**Goal**. Select from the data all lines with the word "percent".

[Start of Exercise inputs]

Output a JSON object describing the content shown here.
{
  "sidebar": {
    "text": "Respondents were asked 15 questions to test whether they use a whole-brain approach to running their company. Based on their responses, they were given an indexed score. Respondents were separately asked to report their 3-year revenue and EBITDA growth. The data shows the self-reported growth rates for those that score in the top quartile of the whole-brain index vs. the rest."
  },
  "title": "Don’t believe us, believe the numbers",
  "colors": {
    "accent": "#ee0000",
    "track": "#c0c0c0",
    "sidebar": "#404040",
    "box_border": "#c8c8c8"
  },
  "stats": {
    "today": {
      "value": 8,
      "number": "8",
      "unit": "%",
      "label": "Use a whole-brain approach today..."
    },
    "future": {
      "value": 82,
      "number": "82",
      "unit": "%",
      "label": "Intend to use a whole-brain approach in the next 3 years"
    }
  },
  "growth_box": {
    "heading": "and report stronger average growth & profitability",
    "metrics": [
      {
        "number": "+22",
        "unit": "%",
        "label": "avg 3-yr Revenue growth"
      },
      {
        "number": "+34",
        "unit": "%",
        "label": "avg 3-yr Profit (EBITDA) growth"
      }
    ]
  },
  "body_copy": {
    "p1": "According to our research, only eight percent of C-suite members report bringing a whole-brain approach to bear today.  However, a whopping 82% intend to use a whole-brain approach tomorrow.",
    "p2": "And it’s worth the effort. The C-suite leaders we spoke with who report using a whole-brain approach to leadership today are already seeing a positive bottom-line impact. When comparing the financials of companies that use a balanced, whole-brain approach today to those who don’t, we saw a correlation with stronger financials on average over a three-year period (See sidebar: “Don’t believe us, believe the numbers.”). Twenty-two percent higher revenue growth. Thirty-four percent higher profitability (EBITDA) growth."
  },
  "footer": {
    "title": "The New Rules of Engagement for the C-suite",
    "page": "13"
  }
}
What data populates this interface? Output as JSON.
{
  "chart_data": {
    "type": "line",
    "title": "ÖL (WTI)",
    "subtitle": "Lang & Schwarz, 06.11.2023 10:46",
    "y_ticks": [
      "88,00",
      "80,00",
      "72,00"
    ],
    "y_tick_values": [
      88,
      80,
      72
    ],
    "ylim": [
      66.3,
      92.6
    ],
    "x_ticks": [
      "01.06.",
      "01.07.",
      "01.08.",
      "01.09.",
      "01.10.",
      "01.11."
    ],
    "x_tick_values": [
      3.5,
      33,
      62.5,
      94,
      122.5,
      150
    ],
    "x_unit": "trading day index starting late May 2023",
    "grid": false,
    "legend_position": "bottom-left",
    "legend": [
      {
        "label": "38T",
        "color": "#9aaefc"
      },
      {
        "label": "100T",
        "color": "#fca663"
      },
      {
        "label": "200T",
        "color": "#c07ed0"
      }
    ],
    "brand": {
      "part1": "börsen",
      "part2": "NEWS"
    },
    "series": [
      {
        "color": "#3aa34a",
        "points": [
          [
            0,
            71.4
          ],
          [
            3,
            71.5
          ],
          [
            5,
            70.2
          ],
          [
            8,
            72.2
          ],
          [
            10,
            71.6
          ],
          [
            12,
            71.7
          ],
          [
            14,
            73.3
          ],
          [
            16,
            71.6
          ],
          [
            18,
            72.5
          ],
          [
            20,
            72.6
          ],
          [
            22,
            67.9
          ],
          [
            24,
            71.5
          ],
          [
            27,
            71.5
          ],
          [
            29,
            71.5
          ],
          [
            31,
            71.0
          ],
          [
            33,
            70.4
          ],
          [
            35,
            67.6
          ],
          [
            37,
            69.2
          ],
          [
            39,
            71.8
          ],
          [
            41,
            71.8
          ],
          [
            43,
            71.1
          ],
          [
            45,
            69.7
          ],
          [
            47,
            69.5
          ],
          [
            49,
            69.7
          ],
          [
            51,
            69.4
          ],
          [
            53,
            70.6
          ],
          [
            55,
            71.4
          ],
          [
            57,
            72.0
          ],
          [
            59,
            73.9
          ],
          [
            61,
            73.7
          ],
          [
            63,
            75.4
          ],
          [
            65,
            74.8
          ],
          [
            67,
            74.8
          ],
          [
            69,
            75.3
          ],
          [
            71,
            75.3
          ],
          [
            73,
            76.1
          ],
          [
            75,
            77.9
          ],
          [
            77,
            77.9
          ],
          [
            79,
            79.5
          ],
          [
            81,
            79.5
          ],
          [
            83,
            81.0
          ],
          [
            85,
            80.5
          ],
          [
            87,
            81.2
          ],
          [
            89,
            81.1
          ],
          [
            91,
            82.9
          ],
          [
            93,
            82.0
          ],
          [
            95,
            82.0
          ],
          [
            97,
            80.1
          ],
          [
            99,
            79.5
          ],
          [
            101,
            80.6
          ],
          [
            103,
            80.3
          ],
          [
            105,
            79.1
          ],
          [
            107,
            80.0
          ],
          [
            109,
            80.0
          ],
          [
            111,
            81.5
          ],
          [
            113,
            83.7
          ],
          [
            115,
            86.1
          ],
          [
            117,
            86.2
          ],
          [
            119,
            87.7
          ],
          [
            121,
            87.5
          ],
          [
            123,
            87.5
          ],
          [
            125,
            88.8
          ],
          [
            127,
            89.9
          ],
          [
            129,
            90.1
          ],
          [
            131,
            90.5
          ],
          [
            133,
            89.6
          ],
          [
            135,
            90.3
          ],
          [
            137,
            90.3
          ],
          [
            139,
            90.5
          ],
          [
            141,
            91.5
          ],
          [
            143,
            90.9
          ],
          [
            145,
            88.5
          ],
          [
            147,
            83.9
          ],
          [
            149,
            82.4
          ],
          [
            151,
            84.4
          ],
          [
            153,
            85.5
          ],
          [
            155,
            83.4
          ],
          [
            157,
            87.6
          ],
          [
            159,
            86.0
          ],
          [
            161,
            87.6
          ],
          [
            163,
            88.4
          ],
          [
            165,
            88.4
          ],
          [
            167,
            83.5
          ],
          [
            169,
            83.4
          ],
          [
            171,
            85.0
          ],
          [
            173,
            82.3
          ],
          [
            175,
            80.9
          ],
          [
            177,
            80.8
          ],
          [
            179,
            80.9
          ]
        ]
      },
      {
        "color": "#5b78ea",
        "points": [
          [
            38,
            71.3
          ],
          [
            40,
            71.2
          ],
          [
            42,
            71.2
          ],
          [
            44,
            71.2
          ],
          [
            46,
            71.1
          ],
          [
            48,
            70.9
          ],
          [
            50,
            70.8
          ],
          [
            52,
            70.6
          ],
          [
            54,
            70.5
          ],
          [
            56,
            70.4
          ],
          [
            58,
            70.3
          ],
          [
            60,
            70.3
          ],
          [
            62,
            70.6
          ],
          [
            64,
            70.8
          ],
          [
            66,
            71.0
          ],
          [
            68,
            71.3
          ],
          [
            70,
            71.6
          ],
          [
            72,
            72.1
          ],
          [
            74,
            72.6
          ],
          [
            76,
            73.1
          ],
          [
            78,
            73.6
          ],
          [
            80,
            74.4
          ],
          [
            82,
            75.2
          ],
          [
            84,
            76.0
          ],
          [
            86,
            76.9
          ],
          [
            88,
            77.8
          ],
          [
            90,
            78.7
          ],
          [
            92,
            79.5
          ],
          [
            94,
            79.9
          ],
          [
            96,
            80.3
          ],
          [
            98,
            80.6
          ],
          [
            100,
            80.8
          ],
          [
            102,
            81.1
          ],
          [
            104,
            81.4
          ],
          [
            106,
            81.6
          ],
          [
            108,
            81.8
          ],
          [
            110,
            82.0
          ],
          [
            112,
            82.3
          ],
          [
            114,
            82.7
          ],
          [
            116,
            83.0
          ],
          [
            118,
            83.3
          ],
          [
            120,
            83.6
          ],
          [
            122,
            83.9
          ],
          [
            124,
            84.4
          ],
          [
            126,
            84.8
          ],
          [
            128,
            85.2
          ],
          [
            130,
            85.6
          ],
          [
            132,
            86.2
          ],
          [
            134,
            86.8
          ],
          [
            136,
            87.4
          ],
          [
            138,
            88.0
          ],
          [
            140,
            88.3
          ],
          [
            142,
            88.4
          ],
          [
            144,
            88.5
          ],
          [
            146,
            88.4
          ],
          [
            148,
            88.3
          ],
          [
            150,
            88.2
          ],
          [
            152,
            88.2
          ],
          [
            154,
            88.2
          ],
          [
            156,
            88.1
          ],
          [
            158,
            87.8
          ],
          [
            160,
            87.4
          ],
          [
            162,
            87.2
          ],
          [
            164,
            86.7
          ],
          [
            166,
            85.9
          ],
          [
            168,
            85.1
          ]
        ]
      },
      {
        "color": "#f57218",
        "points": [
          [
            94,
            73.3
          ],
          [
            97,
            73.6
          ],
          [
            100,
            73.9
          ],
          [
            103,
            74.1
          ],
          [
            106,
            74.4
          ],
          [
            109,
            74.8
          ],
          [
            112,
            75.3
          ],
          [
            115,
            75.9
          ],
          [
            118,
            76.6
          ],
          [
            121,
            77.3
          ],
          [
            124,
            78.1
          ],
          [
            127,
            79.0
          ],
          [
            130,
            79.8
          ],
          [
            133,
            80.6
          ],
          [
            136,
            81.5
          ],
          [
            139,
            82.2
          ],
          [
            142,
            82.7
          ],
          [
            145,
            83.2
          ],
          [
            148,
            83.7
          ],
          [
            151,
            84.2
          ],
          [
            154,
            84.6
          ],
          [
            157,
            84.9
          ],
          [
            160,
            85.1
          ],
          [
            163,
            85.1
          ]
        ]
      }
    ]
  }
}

[End of Exercise inputs]

**Correct output**.
    "p1": "According to our research, only eight percent of C-suite members report bringing a whole-brain approach to bear today.  However, a whopping 82% intend to use a whole-brain approach tomorrow.",
    "p2": "And it’s worth the effort. The C-suite leaders we spoke with who report using a whole-brain approach to leadership today are already seeing a positive bottom-line impact. When comparing the financials of companies that use a balanced, whole-brain approach today to those who don’t, we saw a correlation with stronger financials on average over a three-year period (See sidebar: “Don’t believe us, believe the numbers.”). Twenty-two percent higher revenue growth. Thirty-four percent higher profitability (EBITDA) growth."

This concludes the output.